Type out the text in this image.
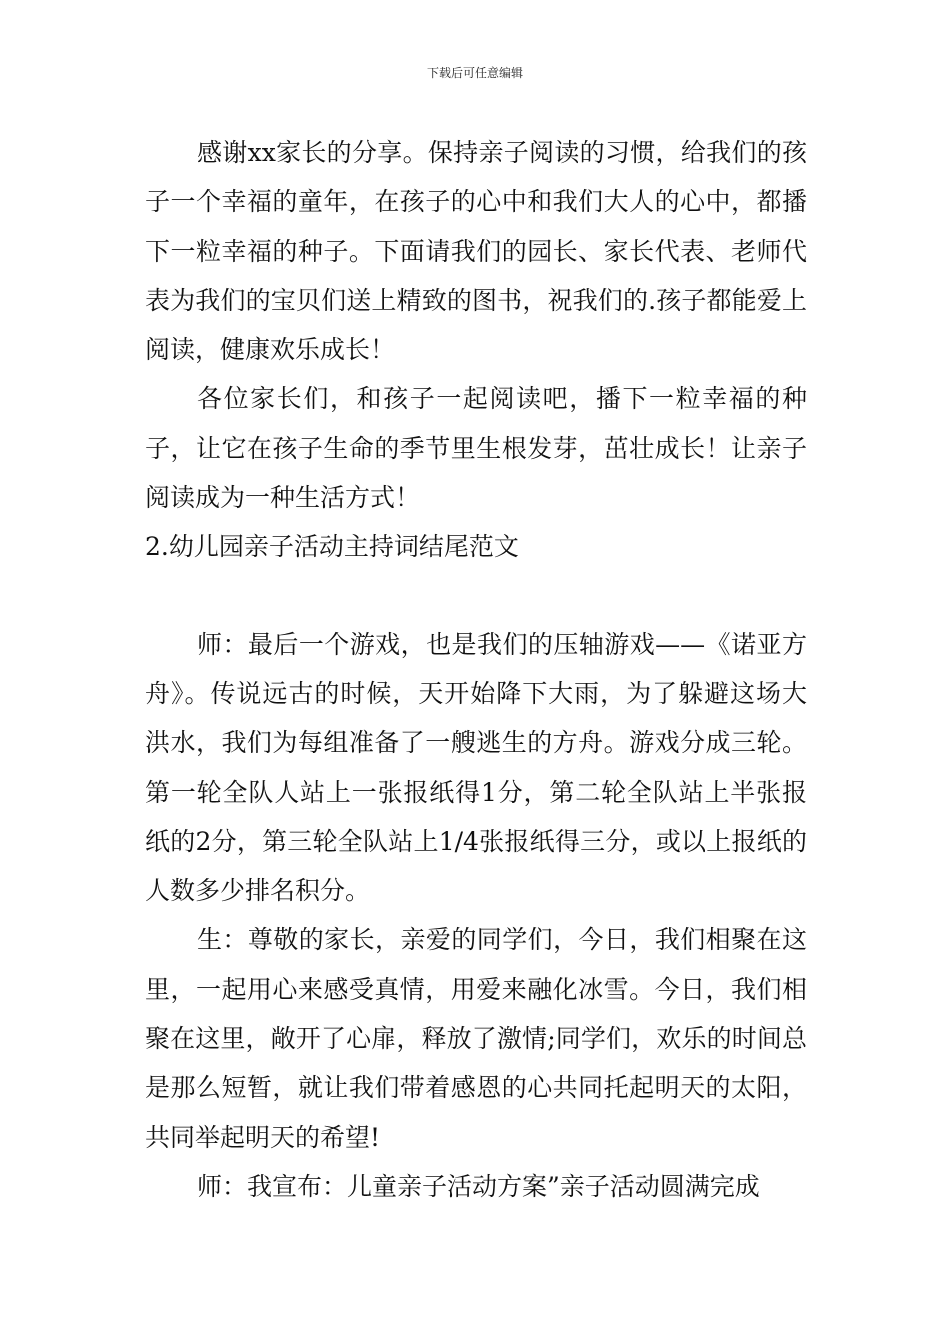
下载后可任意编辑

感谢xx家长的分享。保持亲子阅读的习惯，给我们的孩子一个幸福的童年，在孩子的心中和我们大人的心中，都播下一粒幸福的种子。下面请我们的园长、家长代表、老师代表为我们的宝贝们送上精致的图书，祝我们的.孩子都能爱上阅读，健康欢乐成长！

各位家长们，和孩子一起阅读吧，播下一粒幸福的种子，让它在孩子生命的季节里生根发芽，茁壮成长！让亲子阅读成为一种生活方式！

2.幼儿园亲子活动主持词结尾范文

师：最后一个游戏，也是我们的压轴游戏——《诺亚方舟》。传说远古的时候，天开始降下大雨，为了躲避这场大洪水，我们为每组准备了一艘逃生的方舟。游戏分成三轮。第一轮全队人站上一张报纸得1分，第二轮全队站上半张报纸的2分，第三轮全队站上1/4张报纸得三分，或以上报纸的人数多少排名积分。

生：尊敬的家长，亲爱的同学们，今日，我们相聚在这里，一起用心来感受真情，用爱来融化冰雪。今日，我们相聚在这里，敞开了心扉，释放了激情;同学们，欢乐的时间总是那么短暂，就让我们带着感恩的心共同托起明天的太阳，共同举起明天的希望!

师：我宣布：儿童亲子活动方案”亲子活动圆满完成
...
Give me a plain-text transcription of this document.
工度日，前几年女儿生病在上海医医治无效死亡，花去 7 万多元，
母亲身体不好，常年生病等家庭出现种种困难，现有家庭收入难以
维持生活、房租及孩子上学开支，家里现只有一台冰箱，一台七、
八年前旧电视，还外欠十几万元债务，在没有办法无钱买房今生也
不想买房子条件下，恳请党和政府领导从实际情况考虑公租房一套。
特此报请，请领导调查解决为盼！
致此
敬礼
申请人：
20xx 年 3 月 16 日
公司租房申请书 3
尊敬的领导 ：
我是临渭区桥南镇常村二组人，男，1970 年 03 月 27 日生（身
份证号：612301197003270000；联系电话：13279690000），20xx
==
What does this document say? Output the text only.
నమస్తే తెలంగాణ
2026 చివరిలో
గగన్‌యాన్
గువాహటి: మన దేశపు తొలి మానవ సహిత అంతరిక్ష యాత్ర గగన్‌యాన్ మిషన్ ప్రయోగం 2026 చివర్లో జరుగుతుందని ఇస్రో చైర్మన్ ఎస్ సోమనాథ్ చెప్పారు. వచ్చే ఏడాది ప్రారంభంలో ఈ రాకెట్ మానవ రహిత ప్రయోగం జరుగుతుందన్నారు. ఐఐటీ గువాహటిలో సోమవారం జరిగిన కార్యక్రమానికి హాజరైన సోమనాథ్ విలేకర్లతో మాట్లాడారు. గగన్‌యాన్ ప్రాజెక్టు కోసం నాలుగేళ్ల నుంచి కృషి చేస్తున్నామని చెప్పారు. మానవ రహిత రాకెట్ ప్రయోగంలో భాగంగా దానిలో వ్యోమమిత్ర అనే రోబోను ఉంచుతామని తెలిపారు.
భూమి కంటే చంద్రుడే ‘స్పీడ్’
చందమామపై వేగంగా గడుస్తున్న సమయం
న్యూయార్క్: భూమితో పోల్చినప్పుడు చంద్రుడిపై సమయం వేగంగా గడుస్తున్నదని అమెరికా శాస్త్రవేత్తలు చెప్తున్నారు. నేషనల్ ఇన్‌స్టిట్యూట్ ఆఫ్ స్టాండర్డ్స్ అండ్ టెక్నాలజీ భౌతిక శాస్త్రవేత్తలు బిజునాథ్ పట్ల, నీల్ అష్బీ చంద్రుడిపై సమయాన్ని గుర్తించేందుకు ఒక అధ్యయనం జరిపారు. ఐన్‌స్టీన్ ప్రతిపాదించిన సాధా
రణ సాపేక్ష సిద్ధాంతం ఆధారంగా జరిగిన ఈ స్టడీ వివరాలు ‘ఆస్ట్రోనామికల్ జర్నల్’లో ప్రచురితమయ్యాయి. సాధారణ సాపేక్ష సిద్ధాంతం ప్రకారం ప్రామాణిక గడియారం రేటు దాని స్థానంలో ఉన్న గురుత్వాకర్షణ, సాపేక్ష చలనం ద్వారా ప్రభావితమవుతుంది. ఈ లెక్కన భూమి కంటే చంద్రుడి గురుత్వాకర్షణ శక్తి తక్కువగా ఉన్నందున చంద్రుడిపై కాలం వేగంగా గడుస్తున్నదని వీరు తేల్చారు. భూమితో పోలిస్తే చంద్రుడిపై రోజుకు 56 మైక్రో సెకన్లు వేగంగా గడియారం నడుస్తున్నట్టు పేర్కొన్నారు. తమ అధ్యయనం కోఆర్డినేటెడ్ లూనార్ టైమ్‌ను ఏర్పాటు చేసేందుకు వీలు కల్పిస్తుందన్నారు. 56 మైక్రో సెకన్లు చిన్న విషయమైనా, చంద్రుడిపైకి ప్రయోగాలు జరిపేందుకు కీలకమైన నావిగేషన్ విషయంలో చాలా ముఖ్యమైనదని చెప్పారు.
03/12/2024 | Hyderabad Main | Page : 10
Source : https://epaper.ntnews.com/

STATED TASK: Using the entries above, return each line that includes the word "document".

ANSWER TO THE PROBLEM:
Give me a plain-text transcription of this document.
What does this document say? Output the text only.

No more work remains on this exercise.